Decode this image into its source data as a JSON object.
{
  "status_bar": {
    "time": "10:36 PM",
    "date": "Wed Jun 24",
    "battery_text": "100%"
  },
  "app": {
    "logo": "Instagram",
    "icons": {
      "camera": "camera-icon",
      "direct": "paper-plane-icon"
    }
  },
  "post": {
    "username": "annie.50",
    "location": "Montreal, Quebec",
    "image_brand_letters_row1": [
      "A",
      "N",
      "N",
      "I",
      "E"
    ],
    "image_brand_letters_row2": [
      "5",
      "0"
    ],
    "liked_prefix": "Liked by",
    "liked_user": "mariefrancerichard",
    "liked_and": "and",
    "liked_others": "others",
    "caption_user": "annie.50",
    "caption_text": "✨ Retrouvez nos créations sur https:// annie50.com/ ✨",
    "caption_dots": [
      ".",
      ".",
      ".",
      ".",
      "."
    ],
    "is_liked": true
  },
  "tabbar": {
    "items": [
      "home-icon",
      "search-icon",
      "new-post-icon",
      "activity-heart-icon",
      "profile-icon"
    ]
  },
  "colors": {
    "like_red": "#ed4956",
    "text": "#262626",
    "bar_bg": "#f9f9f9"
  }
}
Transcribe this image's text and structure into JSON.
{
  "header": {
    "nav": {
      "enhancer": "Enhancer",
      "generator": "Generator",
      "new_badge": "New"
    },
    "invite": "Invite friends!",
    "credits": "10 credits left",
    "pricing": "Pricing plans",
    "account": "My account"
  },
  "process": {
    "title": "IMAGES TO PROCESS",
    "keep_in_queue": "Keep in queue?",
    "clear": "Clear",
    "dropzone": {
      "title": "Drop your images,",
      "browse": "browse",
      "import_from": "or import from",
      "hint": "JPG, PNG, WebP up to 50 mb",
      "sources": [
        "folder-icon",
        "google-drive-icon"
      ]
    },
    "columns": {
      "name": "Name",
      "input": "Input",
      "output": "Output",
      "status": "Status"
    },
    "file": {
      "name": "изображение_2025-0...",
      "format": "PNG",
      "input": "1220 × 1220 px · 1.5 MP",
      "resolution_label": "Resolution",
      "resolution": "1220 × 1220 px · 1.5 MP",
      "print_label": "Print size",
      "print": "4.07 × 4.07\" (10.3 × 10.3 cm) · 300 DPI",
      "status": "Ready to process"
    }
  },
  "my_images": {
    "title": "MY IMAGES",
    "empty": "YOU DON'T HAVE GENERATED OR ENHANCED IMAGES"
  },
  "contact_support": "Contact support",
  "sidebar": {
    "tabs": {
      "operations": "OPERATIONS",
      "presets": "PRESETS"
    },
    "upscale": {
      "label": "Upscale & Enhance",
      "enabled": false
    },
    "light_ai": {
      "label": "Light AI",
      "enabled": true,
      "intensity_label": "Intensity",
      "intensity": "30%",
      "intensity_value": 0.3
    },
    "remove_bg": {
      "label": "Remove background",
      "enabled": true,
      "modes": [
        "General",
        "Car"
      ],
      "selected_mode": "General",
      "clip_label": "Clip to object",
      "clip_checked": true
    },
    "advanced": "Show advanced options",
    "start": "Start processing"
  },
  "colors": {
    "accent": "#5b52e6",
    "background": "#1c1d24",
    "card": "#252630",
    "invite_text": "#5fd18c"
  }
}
· · · ·
GOAL: Write out every record shown above, word for word.

ANSWER TO THIS TASK:
Decode this image into its source data as a JSON object.
{
  "status_bar": {
    "time": "10:36 PM",
    "date": "Wed Jun 24",
    "battery_text": "100%"
  },
  "app": {
    "logo": "Instagram",
    "icons": {
      "camera": "camera-icon",
      "direct": "paper-plane-icon"
    }
  },
  "post": {
    "username": "annie.50",
    "location": "Montreal, Quebec",
    "image_brand_letters_row1": [
      "A",
      "N",
      "N",
      "I",
      "E"
    ],
    "image_brand_letters_row2": [
      "5",
      "0"
    ],
    "liked_prefix": "Liked by",
    "liked_user": "mariefrancerichard",
    "liked_and": "and",
    "liked_others": "others",
    "caption_user": "annie.50",
    "caption_text": "✨ Retrouvez nos créations sur https:// annie50.com/ ✨",
    "caption_dots": [
      ".",
      ".",
      ".",
      ".",
      "."
    ],
    "is_liked": true
  },
  "tabbar": {
    "items": [
      "home-icon",
      "search-icon",
      "new-post-icon",
      "activity-heart-icon",
      "profile-icon"
    ]
  },
  "colors": {
    "like_red": "#ed4956",
    "text": "#262626",
    "bar_bg": "#f9f9f9"
  }
}
Transcribe this image's text and structure into JSON.
{
  "header": {
    "nav": {
      "enhancer": "Enhancer",
      "generator": "Generator",
      "new_badge": "New"
    },
    "invite": "Invite friends!",
    "credits": "10 credits left",
    "pricing": "Pricing plans",
    "account": "My account"
  },
  "process": {
    "title": "IMAGES TO PROCESS",
    "keep_in_queue": "Keep in queue?",
    "clear": "Clear",
    "dropzone": {
      "title": "Drop your images,",
      "browse": "browse",
      "import_from": "or import from",
      "hint": "JPG, PNG, WebP up to 50 mb",
      "sources": [
        "folder-icon",
        "google-drive-icon"
      ]
    },
    "columns": {
      "name": "Name",
      "input": "Input",
      "output": "Output",
      "status": "Status"
    },
    "file": {
      "name": "изображение_2025-0...",
      "format": "PNG",
      "input": "1220 × 1220 px · 1.5 MP",
      "resolution_label": "Resolution",
      "resolution": "1220 × 1220 px · 1.5 MP",
      "print_label": "Print size",
      "print": "4.07 × 4.07\" (10.3 × 10.3 cm) · 300 DPI",
      "status": "Ready to process"
    }
  },
  "my_images": {
    "title": "MY IMAGES",
    "empty": "YOU DON'T HAVE GENERATED OR ENHANCED IMAGES"
  },
  "contact_support": "Contact support",
  "sidebar": {
    "tabs": {
      "operations": "OPERATIONS",
      "presets": "PRESETS"
    },
    "upscale": {
      "label": "Upscale & Enhance",
      "enabled": false
    },
    "light_ai": {
      "label": "Light AI",
      "enabled": true,
      "intensity_label": "Intensity",
      "intensity": "30%",
      "intensity_value": 0.3
    },
    "remove_bg": {
      "label": "Remove background",
      "enabled": true,
      "modes": [
        "General",
        "Car"
      ],
      "selected_mode": "General",
      "clip_label": "Clip to object",
      "clip_checked": true
    },
    "advanced": "Show advanced options",
    "start": "Start processing"
  },
  "colors": {
    "accent": "#5b52e6",
    "background": "#1c1d24",
    "card": "#252630",
    "invite_text": "#5fd18c"
  }
}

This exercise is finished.